• [Direction]: Which lines of the records contain "Coffee"? Collect every one of them.

──────── Records

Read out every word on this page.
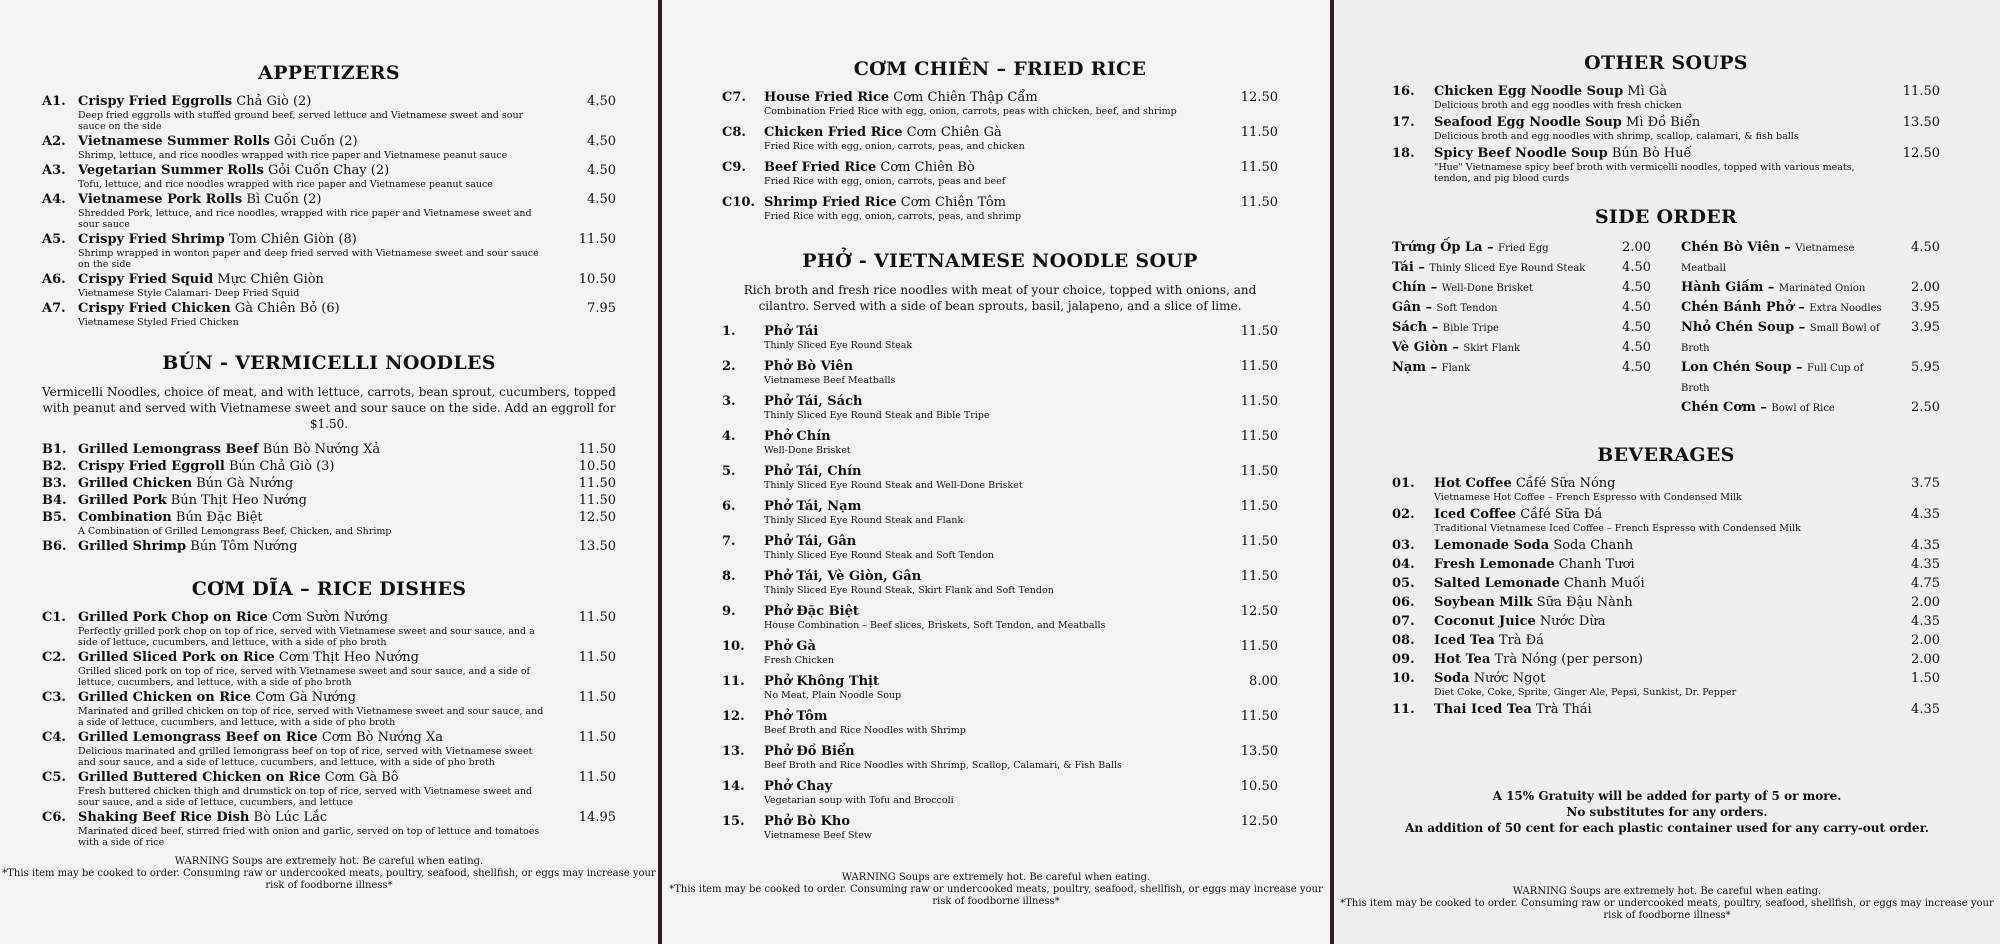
APPETIZERS
A1. Crispy Fried Eggrolls Chả Giò (2)
Deep fried eggrolls with stuffed ground beef, served lettuce and Vietnamese sweet and sour sauce on the side
4.50
A2. Vietnamese Summer Rolls Gỏi Cuốn (2)
Shrimp, lettuce, and rice noodles wrapped with rice paper and Vietnamese peanut sauce
4.50
A3. Vegetarian Summer Rolls Gỏi Cuốn Chay (2)
Tofu, lettuce, and rice noodles wrapped with rice paper and Vietnamese peanut sauce
4.50
A4. Vietnamese Pork Rolls Bì Cuốn (2)
Shredded Pork, lettuce, and rice noodles, wrapped with rice paper and Vietnamese sweet and sour sauce
4.50
A5. Crispy Fried Shrimp Tom Chiên Giòn (8)
Shrimp wrapped in wonton paper and deep fried served with Vietnamese sweet and sour sauce on the side
11.50
A6. Crispy Fried Squid Mực Chiên Giòn
Vietnamese Style Calamari- Deep Fried Squid
10.50
A7. Crispy Fried Chicken Gà Chiên Bỏ (6)
Vietnamese Styled Fried Chicken
7.95
BÚN - VERMICELLI NOODLES
Vermicelli Noodles, choice of meat, and with lettuce, carrots, bean sprout, cucumbers, topped with peanut and served with Vietnamese sweet and sour sauce on the side. Add an eggroll for $1.50.
B1. Grilled Lemongrass Beef Bún Bò Nướng Xả	11.50
B2. Crispy Fried Eggroll Bún Chả Giò (3)	10.50
B3. Grilled Chicken Bún Gà Nướng	11.50
B4. Grilled Pork Bún Thịt Heo Nướng	11.50
B5. Combination Bún Đặc Biệt
A Combination of Grilled Lemongrass Beef, Chicken, and Shrimp
12.50
B6. Grilled Shrimp Bún Tôm Nướng	13.50
CƠM DĨA – RICE DISHES
C1. Grilled Pork Chop on Rice Cơm Sườn Nướng
Perfectly grilled pork chop on top of rice, served with Vietnamese sweet and sour sauce, and a side of lettuce, cucumbers, and lettuce, with a side of pho broth
11.50
C2. Grilled Sliced Pork on Rice Cơm Thịt Heo Nướng
Grilled sliced pork on top of rice, served with Vietnamese sweet and sour sauce, and a side of lettuce, cucumbers, and lettuce, with a side of pho broth
11.50
C3. Grilled Chicken on Rice Cơm Gà Nướng
Marinated and grilled chicken on top of rice, served with Vietnamese sweet and sour sauce, and a side of lettuce, cucumbers, and lettuce, with a side of pho broth
11.50
C4. Grilled Lemongrass Beef on Rice Cơm Bò Nướng Xa
Delicious marinated and grilled lemongrass beef on top of rice, served with Vietnamese sweet and sour sauce, and a side of lettuce, cucumbers, and lettuce, with a side of pho broth
11.50
C5. Grilled Buttered Chicken on Rice Cơm Gà Bô
Fresh buttered chicken thigh and drumstick on top of rice, served with Vietnamese sweet and sour sauce, and a side of lettuce, cucumbers, and lettuce
11.50
C6. Shaking Beef Rice Dish Bò Lúc Lắc
Marinated diced beef, stirred fried with onion and garlic, served on top of lettuce and tomatoes with a side of rice
14.95
WARNING Soups are extremely hot. Be careful when eating.
*This item may be cooked to order. Consuming raw or undercooked meats, poultry, seafood, shellfish, or eggs may increase your risk of foodborne illness*
CƠM CHIÊN – FRIED RICE
C7.	House Fried Rice Cơm Chiên Thập Cẩm
Combination Fried Rice with egg, onion, carrots, peas with chicken, beef, and shrimp
12.50
C8.	Chicken Fried Rice Cơm Chiên Gà
Fried Rice with egg, onion, carrots, peas, and chicken
11.50
C9.	Beef Fried Rice Cơm Chiên Bò
Fried Rice with egg, onion, carrots, peas and beef
11.50
C10. Shrimp Fried Rice Cơm Chiên Tôm
Fried Rice with egg, onion, carrots, peas, and shrimp
11.50
PHỞ - VIETNAMESE NOODLE SOUP
Rich broth and fresh rice noodles with meat of your choice, topped with onions, and cilantro. Served with a side of bean sprouts, basil, jalapeno, and a slice of lime.
1.	Phở Tái
Thinly Sliced Eye Round Steak
11.50
2.	Phở Bò Viên
Vietnamese Beef Meatballs
11.50
3.	Phở Tái, Sách
Thinly Sliced Eye Round Steak and Bible Tripe
11.50
4.	Phở Chín
Well-Done Brisket
11.50
5.	Phở Tái, Chín
Thinly Sliced Eye Round Steak and Well-Done Brisket
11.50
6.	Phở Tái, Nạm
Thinly Sliced Eye Round Steak and Flank
11.50
7.	Phở Tái, Gân
Thinly Sliced Eye Round Steak and Soft Tendon
11.50
8.	Phở Tái, Vè Giòn, Gân
Thinly Sliced Eye Round Steak, Skirt Flank and Soft Tendon
11.50
9.	Phở Đặc Biệt
House Combination – Beef slices, Briskets, Soft Tendon, and Meatballs
12.50
10.	Phở Gà
Fresh Chicken
11.50
11.	Phở Không Thịt
No Meat, Plain Noodle Soup
8.00
12.	Phở Tôm
Beef Broth and Rice Noodles with Shrimp
11.50
13.	Phở Đồ Biển
Beef Broth and Rice Noodles with Shrimp, Scallop, Calamari, & Fish Balls
13.50
14.	Phở Chay
Vegetarian soup with Tofu and Broccoli
10.50
15.	Phở Bò Kho
Vietnamese Beef Stew
12.50
WARNING Soups are extremely hot. Be careful when eating.
*This item may be cooked to order. Consuming raw or undercooked meats, poultry, seafood, shellfish, or eggs may increase your risk of foodborne illness*
OTHER SOUPS
16.	Chicken Egg Noodle Soup Mì Gà
Delicious broth and egg noodles with fresh chicken
11.50
17.	Seafood Egg Noodle Soup Mì Đồ Biển
Delicious broth and egg noodles with shrimp, scallop, calamari, & fish balls
13.50
18.	Spicy Beef Noodle Soup Bún Bò Huế
"Hue" Vietnamese spicy beef broth with vermicelli noodles, topped with various meats, tendon, and pig blood curds
12.50
SIDE ORDER
Trứng Ốp La – Fried Egg	2.00
Tái – Thinly Sliced Eye Round Steak	4.50
Chín – Well-Done Brisket	4.50
Gân – Soft Tendon	4.50
Sách – Bible Tripe	4.50
Vè Giòn – Skirt Flank	4.50
Nạm – Flank	4.50
Chén Bò Viên – Vietnamese Meatball
4.50
Hành Giấm – Marinated Onion	2.00
Chén Bánh Phở – Extra Noodles	3.95
Nhỏ Chén Soup – Small Bowl of Broth
3.95
Lon Chén Soup – Full Cup of Broth
5.95
Chén Cơm – Bowl of Rice	2.50
BEVERAGES
01.	Hot Coffee Cầfé Sữa Nóng
Vietnamese Hot Coffee – French Espresso with Condensed Milk
3.75
02.	Iced Coffee Cầfé Sữa Đá
Traditional Vietnamese Iced Coffee – French Espresso with Condensed Milk
4.35
03.	Lemonade Soda Soda Chanh	4.35
04.	Fresh Lemonade Chanh Tươi	4.35
05.	Salted Lemonade Chanh Muối	4.75
06.	Soybean Milk Sữa Đậu Nành	2.00
07.	Coconut Juice Nước Dừa	4.35
08.	Iced Tea Trà Đá	2.00
09.	Hot Tea Trà Nóng (per person)	2.00
10.	Soda Nước Ngọt
Diet Coke, Coke, Sprite, Ginger Ale, Pepsi, Sunkist, Dr. Pepper
1.50
11.	Thai Iced Tea Trà Thái	4.35
A 15% Gratuity will be added for party of 5 or more.
No substitutes for any orders.
An addition of 50 cent for each plastic container used for any carry-out order.
WARNING Soups are extremely hot. Be careful when eating.
*This item may be cooked to order. Consuming raw or undercooked meats, poultry, seafood, shellfish, or eggs may increase your risk of foodborne illness*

────────────────

• [Solution to this task]:
01.	Hot Coffee Cầfé Sữa Nóng
Vietnamese Hot Coffee – French Espresso with Condensed Milk
02.	Iced Coffee Cầfé Sữa Đá
Traditional Vietnamese Iced Coffee – French Espresso with Condensed Milk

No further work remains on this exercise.